# DATASET ROWS
● ● ● ● ●

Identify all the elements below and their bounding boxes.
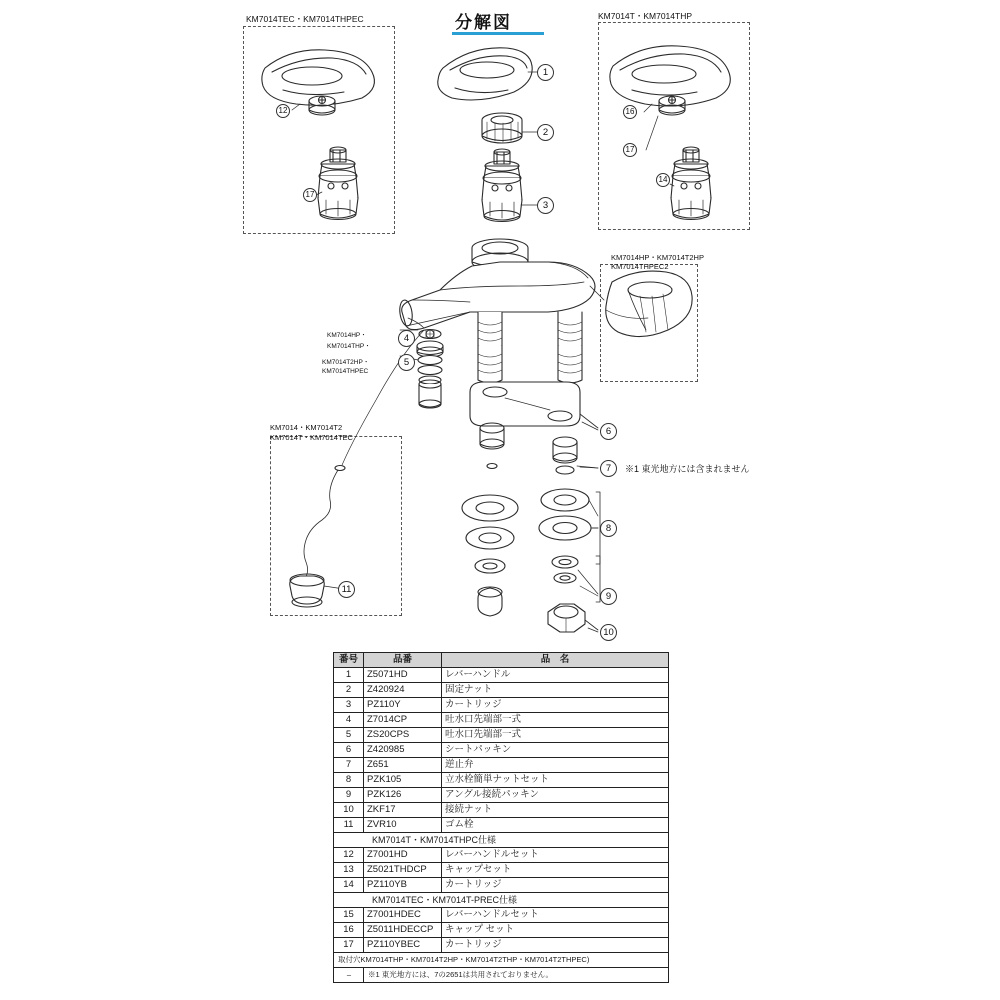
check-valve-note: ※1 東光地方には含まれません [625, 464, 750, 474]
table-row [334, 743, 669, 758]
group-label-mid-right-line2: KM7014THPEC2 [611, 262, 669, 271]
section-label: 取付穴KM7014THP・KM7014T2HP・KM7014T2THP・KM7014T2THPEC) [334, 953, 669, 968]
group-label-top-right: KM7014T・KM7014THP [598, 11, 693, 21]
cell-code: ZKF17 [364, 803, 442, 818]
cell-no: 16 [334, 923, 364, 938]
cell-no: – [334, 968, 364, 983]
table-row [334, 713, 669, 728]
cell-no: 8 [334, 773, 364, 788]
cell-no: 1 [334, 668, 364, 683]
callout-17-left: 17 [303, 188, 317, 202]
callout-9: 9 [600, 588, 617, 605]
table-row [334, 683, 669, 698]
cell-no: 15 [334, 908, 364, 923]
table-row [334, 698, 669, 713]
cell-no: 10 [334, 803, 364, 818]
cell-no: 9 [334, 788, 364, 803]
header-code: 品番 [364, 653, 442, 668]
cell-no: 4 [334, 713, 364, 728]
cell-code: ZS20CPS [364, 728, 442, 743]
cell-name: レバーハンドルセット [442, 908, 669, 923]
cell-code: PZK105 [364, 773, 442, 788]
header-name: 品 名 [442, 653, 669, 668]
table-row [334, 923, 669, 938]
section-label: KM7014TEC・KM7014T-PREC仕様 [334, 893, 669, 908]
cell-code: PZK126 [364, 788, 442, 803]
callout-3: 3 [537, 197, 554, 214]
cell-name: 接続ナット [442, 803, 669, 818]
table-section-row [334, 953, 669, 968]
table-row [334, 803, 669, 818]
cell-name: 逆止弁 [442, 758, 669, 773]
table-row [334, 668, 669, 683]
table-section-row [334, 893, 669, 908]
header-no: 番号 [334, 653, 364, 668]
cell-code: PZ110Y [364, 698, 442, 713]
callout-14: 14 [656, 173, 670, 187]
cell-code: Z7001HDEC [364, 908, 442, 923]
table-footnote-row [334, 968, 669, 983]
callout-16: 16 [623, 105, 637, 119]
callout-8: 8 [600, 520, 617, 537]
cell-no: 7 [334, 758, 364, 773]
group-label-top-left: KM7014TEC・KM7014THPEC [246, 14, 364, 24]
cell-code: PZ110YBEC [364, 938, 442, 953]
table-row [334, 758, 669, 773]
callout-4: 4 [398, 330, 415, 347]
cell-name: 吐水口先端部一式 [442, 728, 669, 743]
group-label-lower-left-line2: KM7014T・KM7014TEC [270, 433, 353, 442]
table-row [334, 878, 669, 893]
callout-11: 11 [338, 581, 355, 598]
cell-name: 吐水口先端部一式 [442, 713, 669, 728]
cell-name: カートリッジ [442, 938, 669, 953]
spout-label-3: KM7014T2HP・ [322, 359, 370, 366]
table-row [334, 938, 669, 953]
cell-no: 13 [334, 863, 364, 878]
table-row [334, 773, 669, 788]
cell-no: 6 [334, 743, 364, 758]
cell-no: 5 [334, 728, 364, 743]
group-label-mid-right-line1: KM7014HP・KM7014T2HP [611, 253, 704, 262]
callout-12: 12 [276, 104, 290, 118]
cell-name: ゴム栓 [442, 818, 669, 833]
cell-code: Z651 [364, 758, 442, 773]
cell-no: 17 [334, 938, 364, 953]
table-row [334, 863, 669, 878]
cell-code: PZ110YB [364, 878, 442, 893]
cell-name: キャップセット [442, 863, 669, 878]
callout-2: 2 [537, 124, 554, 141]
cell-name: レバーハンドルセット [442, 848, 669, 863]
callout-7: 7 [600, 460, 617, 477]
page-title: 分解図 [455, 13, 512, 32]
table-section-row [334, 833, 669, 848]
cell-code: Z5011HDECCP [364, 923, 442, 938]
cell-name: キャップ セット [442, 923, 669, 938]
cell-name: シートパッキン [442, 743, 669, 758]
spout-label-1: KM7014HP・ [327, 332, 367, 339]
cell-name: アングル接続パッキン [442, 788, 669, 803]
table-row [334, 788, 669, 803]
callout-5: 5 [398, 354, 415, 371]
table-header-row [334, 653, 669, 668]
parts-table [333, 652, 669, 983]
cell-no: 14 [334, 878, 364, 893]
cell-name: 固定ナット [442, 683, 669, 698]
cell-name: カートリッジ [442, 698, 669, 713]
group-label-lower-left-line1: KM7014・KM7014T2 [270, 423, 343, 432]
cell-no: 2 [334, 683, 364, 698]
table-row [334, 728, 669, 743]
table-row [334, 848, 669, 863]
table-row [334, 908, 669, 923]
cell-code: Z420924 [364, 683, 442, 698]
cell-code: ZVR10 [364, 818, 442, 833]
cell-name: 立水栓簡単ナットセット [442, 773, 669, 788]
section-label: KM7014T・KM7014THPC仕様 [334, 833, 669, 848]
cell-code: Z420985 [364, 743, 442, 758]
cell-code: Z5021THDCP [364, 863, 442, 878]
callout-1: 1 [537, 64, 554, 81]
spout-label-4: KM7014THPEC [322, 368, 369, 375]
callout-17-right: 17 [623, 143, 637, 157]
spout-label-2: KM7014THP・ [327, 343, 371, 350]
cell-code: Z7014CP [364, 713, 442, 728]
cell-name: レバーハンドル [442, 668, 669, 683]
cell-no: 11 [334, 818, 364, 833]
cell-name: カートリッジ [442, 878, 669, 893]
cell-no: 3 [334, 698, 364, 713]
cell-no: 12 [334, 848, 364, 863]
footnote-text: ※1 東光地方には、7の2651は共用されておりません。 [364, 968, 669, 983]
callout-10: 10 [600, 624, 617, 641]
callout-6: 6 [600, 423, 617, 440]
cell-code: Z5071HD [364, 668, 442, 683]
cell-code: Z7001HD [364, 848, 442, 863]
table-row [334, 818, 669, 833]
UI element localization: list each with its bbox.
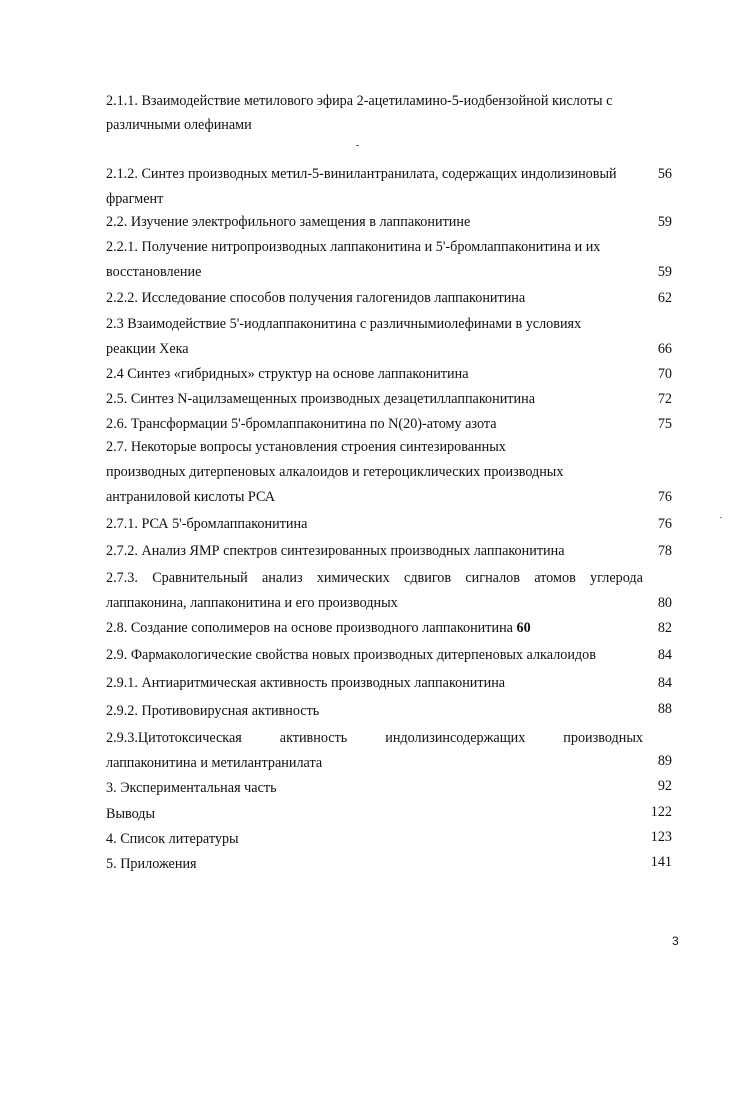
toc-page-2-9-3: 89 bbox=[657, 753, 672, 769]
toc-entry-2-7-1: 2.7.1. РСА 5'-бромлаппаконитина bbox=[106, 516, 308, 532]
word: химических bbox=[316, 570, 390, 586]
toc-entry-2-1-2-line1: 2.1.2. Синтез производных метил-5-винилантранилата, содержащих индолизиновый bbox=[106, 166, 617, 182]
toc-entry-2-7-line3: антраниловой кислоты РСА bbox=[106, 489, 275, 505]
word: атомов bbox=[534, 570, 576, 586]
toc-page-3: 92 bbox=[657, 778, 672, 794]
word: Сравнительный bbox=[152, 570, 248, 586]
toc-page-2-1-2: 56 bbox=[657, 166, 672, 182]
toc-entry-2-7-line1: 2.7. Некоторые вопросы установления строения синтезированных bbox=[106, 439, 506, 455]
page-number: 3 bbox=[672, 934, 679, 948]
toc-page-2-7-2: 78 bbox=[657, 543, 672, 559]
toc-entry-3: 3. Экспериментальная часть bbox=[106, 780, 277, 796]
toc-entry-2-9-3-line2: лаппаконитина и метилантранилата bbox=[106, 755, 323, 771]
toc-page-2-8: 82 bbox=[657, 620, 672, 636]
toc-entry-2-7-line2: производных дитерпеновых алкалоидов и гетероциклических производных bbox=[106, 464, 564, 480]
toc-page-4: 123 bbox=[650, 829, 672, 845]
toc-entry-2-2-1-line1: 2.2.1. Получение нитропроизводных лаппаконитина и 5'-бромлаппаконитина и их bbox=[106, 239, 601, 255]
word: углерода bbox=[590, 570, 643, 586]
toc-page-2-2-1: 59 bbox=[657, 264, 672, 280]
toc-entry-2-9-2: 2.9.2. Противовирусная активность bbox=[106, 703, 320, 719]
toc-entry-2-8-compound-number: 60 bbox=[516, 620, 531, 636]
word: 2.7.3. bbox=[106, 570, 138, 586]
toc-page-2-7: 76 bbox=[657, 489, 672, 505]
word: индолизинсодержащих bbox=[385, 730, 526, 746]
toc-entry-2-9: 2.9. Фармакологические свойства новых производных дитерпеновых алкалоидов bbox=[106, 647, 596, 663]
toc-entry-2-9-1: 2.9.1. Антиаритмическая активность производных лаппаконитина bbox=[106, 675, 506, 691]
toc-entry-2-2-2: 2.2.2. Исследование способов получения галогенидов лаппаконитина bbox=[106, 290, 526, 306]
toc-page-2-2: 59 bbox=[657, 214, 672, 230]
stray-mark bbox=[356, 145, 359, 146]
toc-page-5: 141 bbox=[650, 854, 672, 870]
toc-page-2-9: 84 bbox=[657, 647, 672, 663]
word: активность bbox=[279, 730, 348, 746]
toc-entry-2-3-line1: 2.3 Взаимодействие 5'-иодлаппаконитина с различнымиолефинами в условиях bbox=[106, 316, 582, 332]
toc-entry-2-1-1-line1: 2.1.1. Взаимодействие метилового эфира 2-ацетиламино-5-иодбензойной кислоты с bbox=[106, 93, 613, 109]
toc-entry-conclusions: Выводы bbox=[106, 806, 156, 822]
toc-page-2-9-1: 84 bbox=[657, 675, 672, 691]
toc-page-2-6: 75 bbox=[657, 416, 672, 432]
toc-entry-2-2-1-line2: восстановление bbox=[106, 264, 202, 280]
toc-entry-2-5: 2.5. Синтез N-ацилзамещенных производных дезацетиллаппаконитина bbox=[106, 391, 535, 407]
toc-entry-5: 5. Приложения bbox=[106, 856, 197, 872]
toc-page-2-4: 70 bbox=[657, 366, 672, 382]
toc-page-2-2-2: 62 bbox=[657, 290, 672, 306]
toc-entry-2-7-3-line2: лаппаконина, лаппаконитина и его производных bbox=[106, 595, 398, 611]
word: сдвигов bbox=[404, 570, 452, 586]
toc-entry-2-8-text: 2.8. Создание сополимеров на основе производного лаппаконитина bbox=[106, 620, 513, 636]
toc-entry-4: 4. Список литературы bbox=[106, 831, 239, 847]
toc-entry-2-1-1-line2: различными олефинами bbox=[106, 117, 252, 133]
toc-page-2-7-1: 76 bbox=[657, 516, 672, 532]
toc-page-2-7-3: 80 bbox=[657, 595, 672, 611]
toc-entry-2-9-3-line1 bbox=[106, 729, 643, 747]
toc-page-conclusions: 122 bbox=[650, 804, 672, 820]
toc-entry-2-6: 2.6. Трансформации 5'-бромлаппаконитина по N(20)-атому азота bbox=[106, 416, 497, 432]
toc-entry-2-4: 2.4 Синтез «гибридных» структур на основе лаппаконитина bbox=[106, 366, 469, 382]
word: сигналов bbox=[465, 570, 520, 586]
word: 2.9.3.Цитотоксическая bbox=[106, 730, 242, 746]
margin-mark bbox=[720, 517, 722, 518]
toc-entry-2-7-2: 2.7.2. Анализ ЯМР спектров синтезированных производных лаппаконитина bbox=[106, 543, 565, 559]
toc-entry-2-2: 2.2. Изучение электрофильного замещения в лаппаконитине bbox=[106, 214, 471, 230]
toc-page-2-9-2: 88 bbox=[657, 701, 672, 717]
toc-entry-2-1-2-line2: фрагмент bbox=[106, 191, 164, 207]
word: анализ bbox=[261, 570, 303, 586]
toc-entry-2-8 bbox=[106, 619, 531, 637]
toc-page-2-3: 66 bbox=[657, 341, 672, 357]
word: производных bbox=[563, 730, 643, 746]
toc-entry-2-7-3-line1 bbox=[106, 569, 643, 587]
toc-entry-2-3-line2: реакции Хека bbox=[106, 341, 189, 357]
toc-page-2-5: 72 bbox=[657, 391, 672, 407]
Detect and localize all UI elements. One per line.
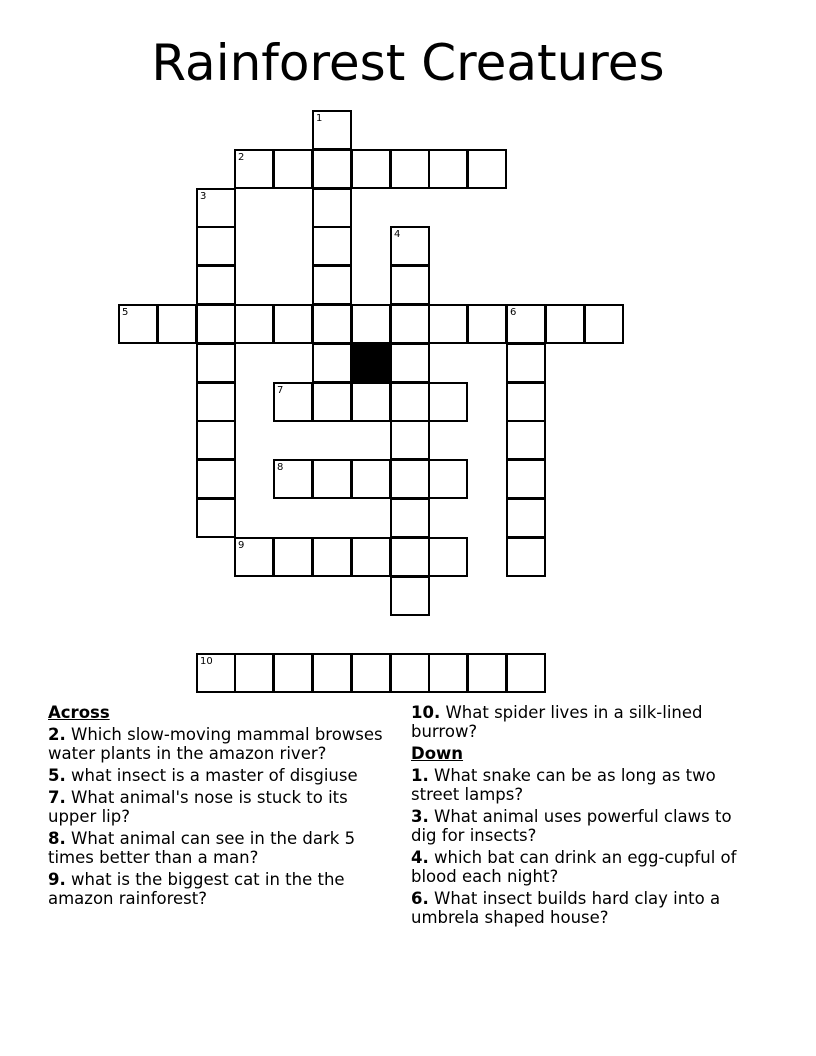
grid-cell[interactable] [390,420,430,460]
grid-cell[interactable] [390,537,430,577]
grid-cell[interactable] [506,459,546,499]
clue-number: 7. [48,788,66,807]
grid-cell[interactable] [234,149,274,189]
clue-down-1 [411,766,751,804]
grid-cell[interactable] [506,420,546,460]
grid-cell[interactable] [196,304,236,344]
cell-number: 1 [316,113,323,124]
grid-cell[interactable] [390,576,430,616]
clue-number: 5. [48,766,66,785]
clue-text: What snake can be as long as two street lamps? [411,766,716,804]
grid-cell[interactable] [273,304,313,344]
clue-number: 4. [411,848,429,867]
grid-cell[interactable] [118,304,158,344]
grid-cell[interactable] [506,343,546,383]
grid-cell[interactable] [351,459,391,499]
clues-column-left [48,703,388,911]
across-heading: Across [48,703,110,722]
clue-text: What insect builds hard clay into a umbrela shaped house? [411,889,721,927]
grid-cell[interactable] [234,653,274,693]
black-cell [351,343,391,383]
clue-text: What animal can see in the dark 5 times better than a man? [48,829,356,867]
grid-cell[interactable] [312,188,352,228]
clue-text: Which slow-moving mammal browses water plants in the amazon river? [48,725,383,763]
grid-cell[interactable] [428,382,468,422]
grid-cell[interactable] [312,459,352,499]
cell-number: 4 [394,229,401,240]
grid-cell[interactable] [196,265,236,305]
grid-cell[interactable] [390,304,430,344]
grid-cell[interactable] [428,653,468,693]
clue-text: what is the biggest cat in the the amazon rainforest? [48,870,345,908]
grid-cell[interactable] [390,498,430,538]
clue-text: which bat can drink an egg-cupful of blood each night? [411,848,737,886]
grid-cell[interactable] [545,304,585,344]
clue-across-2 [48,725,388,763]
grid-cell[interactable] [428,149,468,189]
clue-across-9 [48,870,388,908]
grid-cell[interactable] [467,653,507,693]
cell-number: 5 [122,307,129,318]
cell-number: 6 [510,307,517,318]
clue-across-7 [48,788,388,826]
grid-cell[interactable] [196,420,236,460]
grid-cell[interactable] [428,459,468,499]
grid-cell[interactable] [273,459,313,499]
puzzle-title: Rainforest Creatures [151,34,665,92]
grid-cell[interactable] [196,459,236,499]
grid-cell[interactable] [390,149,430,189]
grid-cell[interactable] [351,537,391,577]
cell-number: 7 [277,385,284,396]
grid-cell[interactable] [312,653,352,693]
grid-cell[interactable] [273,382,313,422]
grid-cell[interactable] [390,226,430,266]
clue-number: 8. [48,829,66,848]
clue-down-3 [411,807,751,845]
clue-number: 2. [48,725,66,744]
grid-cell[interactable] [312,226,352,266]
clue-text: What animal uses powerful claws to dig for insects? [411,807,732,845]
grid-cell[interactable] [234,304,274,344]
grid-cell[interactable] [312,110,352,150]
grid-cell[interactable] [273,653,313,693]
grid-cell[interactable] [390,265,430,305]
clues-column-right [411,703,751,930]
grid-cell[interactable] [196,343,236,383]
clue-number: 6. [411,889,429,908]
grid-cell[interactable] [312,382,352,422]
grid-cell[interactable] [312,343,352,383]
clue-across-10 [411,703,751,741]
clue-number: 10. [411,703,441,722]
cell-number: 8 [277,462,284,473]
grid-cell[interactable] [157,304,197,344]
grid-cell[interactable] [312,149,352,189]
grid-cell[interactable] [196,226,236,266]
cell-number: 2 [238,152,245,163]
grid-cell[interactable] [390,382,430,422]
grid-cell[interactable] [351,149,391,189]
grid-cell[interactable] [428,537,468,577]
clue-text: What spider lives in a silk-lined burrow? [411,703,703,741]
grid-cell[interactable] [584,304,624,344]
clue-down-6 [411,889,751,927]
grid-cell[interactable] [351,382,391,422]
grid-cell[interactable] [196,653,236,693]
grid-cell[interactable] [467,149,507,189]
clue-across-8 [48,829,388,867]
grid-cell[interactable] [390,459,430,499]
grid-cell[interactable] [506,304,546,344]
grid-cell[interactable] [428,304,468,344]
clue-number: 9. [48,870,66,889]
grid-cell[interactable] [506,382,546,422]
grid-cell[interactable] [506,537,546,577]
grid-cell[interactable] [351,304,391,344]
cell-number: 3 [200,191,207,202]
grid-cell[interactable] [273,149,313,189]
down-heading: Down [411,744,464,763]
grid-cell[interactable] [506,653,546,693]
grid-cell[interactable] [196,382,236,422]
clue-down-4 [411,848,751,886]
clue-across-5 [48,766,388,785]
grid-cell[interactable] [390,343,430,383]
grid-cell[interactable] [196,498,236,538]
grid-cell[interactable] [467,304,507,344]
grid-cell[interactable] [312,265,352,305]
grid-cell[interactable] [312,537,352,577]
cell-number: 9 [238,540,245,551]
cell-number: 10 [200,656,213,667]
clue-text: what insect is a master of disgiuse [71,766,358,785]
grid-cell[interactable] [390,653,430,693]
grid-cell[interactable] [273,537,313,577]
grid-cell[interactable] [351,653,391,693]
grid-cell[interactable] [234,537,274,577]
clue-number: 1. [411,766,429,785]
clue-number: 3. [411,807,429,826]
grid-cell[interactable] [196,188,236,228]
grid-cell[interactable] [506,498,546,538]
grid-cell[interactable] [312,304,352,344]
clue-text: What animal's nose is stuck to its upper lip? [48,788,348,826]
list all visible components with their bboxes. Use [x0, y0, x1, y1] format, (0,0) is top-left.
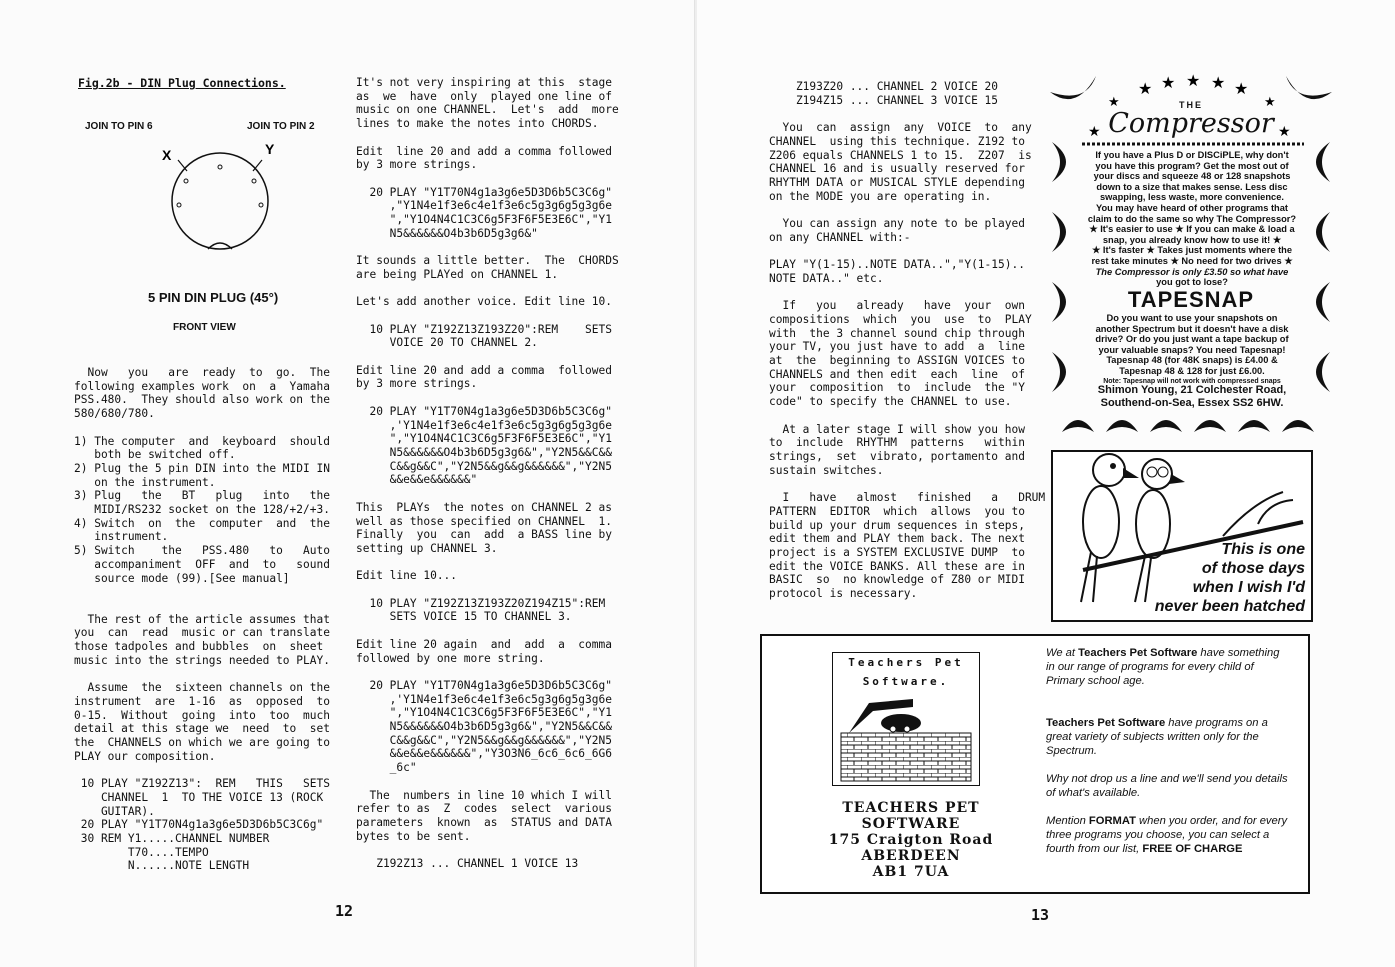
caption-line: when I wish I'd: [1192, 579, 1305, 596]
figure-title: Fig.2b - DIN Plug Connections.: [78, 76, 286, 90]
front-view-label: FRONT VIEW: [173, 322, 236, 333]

● ● ● ● ●

# STATED GOAL
Copy word for word every line of the listing from the line with "caption-line: when I" through the end, including both.

# FINISHED TASK
caption-line: when I wish I'd: [1192, 579, 1305, 596]
figure-title: Fig.2b - DIN Plug Connections.: [78, 76, 286, 90]
front-view-label: FRONT VIEW: [173, 322, 236, 333]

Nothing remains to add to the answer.